Check every line of the material below for the string "fluids", and return the ones that have it.

((

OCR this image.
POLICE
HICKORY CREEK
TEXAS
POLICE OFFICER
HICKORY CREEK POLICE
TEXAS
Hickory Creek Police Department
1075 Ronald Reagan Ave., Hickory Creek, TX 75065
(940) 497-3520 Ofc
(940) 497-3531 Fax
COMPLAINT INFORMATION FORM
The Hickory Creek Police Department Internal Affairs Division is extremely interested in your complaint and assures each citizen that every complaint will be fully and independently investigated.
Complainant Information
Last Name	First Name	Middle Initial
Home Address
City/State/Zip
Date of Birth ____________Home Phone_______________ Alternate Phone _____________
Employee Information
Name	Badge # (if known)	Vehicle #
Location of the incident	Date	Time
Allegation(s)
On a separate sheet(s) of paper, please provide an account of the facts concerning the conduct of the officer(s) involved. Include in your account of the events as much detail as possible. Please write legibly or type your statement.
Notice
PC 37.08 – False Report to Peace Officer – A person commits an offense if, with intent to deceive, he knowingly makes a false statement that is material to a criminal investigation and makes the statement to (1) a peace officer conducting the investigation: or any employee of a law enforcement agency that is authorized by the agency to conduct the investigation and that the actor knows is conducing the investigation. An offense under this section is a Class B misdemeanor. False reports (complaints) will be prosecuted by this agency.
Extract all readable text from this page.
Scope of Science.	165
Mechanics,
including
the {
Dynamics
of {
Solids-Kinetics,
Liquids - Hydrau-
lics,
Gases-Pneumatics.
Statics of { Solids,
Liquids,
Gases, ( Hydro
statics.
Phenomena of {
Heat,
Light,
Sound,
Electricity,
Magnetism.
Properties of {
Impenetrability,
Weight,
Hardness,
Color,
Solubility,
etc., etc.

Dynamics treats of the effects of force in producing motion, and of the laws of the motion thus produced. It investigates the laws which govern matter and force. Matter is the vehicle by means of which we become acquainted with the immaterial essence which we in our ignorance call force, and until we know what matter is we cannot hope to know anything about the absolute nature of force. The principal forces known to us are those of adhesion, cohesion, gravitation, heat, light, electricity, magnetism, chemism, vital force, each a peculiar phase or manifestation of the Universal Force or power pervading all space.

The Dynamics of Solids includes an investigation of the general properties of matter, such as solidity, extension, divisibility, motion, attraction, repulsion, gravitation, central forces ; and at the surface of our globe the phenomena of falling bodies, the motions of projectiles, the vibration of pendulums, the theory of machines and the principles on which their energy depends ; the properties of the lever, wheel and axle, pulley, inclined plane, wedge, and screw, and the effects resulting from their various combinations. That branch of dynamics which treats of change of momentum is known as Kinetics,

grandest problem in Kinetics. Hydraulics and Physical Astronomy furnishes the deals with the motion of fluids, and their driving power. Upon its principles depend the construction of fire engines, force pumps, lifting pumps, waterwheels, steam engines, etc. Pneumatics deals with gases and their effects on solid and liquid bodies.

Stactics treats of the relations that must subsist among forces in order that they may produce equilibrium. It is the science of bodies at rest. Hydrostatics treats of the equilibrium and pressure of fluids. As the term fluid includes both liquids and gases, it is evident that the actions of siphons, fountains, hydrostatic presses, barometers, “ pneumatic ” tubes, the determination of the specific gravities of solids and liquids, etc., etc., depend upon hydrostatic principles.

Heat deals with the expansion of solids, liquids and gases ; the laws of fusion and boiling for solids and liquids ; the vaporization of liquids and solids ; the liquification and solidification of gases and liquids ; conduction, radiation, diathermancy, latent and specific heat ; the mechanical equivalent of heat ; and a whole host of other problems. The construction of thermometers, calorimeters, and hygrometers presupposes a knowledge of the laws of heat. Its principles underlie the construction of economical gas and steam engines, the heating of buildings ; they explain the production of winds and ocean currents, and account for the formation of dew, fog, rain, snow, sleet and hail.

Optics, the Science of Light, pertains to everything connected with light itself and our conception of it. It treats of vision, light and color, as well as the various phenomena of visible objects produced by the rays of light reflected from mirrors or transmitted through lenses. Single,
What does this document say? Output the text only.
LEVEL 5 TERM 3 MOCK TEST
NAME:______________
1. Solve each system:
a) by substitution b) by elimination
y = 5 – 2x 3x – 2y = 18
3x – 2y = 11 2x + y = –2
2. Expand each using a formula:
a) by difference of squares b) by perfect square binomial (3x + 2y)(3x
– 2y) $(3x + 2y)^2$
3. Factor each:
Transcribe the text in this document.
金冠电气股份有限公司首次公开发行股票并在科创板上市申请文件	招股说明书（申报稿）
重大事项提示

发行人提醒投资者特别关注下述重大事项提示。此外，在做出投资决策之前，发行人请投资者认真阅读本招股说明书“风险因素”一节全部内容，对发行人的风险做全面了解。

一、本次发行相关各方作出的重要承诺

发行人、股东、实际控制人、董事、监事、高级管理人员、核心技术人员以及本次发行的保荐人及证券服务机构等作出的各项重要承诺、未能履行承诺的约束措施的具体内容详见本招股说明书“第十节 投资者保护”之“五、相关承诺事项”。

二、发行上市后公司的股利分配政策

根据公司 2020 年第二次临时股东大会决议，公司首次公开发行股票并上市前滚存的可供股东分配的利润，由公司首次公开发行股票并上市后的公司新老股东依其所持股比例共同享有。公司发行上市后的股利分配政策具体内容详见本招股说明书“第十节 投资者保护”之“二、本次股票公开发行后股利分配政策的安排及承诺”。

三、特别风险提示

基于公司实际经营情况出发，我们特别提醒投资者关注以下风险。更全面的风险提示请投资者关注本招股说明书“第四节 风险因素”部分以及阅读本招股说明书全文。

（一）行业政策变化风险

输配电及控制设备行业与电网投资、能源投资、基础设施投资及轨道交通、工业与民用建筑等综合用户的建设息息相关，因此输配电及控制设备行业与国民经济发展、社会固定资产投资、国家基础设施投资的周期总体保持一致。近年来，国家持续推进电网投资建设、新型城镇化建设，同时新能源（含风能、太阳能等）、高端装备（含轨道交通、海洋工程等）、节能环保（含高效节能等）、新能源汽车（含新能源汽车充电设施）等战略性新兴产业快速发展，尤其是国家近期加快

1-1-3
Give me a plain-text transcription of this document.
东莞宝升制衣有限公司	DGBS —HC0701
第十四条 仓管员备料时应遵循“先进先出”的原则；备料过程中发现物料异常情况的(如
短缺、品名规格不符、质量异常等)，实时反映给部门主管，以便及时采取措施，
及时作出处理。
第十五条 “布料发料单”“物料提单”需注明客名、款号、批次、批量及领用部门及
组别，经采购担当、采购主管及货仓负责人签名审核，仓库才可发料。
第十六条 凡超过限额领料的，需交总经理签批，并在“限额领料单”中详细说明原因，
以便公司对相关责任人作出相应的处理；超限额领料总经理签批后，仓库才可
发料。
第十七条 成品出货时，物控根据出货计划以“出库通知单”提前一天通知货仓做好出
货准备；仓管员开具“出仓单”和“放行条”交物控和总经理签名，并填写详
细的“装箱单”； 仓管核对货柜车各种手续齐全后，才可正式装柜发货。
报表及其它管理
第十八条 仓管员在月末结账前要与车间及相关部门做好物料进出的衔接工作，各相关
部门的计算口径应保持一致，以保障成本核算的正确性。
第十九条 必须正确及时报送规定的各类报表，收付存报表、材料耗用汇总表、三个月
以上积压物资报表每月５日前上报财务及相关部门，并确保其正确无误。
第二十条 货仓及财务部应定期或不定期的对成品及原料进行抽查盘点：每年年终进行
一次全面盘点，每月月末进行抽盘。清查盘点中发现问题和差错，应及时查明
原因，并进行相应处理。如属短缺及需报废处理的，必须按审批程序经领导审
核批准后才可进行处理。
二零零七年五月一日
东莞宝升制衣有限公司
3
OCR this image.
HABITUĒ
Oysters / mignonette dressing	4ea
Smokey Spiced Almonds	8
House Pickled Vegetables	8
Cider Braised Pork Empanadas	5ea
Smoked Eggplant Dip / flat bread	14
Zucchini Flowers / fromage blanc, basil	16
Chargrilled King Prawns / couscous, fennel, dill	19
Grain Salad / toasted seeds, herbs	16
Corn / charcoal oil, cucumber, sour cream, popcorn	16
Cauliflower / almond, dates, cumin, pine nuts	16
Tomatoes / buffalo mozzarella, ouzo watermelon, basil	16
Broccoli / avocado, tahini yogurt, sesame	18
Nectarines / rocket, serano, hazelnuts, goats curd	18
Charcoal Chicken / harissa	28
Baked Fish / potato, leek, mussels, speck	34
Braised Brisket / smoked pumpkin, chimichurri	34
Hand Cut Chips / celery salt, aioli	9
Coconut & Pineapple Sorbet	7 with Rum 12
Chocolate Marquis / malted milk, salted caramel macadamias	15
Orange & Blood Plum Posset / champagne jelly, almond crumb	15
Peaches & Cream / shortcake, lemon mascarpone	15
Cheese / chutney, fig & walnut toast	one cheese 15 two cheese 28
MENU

))

__WRITTEN SOLUTION__:
grandest problem in Kinetics. Hydraulics and Physical Astronomy furnishes the deals with the motion of fluids, and their driving power. Upon its principles depend the construction of fire engines, force pumps, lifting pumps, waterwheels, steam engines, etc. Pneumatics deals with gases and their effects on solid and liquid bodies.
Stactics treats of the relations that must subsist among forces in order that they may produce equilibrium. It is the science of bodies at rest. Hydrostatics treats of the equilibrium and pressure of fluids. As the term fluid includes both liquids and gases, it is evident that the actions of siphons, fountains, hydrostatic presses, barometers, “ pneumatic ” tubes, the determination of the specific gravities of solids and liquids, etc., etc., depend upon hydrostatic principles.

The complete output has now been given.